Хотя многие трансгендеры не испытывают дисфории до довольно позднего возраста или не испытывают отчуждения от собственного тела, эти аспекты стали теми критериями, по которым специалисты-медики диагностируют трансгендерность у своих пациентов. Если пациенты не подтверждают этих критериев, им не будет назначено лечение, включая гормональную терапию, операции и все прочее. В результате многие трансгендеры попросту пересказывали написанное Йоргенсен и Мартино, независимо от того, насколько это соответствовало их собственным ощущениям, только ради того, чтобы получить помощь – и тем самым лишь укрепляли стереотипы.
Таким образом, медицинский подход сформировал определенный тип транснормативности, не оставляющий никакого пространства для вариантов. Подобная трактовка часто используется при создании в кинематографе образов трансгендерных женщин, которые теоретик Джулия Серано делит на два основных лагеря. Бывают «ложные» трансгендеры, эдакие femme fatale, способные держаться как женщины; «чаще всего с ними связан неожиданный поворот сюжета, или же они выполняют роль сексуальных предателей, заставляя обычных парней думать, будто они увлеклись парнем». Примеры: Джей Дэвидсон в «Жестокой игре» или Хилари Суонк в «Парни не плачут». Еще бывают «несчастные» трансгендеры: не могут освоиться и влиться в общество, безобидные импотенты, жалкие фрики и неудачники. Примеры: Бри в «Трансамерике», София в «Оранжевый – хит сезона». Люди, совершившие переход от женщины к мужчине на экране, как правило, не появляются, как и женщины-транссексуалы, не приемлющие утрированной женственности [301].

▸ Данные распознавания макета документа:

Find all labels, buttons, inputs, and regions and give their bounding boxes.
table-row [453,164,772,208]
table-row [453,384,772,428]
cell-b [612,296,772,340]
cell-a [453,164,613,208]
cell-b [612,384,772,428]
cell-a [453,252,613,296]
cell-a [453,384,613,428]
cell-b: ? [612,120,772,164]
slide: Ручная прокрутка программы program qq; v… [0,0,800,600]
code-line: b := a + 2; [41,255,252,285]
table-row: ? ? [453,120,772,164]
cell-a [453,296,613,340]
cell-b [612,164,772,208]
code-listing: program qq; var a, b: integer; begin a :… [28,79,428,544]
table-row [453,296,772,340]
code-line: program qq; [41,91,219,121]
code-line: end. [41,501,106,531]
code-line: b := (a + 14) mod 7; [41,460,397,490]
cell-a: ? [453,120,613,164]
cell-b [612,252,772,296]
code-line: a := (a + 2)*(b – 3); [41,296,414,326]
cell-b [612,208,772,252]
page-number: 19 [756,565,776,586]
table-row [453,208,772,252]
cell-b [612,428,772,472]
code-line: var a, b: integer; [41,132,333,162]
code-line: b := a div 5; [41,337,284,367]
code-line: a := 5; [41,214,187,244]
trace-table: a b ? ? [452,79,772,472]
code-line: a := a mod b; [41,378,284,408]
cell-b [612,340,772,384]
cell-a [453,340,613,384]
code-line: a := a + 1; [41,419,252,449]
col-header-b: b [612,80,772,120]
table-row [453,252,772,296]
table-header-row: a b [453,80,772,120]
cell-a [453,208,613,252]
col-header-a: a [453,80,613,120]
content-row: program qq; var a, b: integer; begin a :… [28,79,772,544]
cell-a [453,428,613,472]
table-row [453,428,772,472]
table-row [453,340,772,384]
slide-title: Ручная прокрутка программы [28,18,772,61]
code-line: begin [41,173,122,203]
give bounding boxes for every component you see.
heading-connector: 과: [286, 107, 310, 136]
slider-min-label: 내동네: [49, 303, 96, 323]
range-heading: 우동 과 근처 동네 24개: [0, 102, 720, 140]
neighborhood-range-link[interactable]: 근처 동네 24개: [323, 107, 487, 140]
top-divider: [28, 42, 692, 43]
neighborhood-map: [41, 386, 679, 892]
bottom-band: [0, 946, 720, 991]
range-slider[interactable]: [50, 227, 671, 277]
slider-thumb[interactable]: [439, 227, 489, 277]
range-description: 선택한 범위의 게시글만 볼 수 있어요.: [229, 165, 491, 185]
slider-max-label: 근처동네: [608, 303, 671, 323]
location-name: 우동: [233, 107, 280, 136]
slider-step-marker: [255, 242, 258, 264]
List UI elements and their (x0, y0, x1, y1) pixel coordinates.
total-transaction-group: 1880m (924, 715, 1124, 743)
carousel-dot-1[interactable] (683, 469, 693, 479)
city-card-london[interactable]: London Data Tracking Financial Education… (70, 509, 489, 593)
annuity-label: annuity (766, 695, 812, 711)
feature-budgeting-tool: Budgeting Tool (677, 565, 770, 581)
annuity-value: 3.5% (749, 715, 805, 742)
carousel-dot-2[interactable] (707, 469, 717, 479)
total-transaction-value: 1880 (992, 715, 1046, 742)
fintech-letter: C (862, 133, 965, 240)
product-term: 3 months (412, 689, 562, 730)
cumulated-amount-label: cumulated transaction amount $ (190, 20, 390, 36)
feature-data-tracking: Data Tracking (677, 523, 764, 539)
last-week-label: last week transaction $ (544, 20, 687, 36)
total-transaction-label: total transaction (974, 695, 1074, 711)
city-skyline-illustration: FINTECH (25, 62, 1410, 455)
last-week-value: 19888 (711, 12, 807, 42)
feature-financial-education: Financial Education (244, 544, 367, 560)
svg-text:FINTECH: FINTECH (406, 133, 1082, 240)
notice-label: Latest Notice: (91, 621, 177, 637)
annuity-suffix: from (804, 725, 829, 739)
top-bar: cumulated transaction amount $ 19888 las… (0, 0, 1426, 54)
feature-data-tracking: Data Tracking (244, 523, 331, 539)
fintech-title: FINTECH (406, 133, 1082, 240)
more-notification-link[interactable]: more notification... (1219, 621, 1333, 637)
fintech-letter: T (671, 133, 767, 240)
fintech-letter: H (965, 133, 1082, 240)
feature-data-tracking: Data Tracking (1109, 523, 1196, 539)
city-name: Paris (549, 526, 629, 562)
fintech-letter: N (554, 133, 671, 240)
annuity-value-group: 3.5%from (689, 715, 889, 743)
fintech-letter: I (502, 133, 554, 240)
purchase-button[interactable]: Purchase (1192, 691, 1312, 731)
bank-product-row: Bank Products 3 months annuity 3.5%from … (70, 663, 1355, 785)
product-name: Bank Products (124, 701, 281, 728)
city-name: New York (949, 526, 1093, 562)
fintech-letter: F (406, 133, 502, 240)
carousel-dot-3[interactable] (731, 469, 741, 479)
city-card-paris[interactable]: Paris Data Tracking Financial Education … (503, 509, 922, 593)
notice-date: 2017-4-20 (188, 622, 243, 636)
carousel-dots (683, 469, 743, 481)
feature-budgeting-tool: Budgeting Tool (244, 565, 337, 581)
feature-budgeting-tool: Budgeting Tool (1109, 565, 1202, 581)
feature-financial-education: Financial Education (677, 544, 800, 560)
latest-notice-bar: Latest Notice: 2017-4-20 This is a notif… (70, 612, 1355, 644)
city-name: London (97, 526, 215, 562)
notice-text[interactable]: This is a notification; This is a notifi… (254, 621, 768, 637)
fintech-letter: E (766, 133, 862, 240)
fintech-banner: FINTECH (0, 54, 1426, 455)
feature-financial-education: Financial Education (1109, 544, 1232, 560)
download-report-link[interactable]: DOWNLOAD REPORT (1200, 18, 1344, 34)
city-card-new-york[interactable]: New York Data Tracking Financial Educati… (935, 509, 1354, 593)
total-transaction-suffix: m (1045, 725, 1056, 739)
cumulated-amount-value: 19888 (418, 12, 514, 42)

▸ Задание A:
Перечислите все названия кинопроизведений, которые в тексте о трансгендерности приведены в качестве примеров.
▸ Задание B:
На какие два основных лагеря, согласно тексту о трансгендерности, Джулия Серано делит образы трансгендерных женщин в кинематографе?
▸ Задание C:
Напишите продолжение текста о трансгендерности, начиная сразу после его последнего предложения.
Эти материалы для выполнения заданий не понадобятся.

▸ Ваш ответ A:
«Жестокая игра», «Парни не плачут», «Трансамерика», «Оранжевый – хит сезона».

▸ Ваш ответ B:
На «ложных» и «несчастных» трансгендеров.

▸ Ваш ответ C:
Серано пишет: «Трансгендерные женщины бывают самых разных типов, как и женщины вообще. При этом многие считают, что они только и мечтают сделаться хорошенькими, розовенькими и абсолютно пассивными»[302]. Причина проста: если само существование трансгендеров нарушает сложившийся порядок вещей, то изображение их в подобном свете смягчает удар. Такой подход диктует обществу, как должен выглядеть «нормальный» транссексуал, а заодно намекает, какая участь ждет тех, кто будет выбиваться из этой «нормы» и подрывать устоявшийся порядок. Вкратце: оскорбления, отчуждение, смерть.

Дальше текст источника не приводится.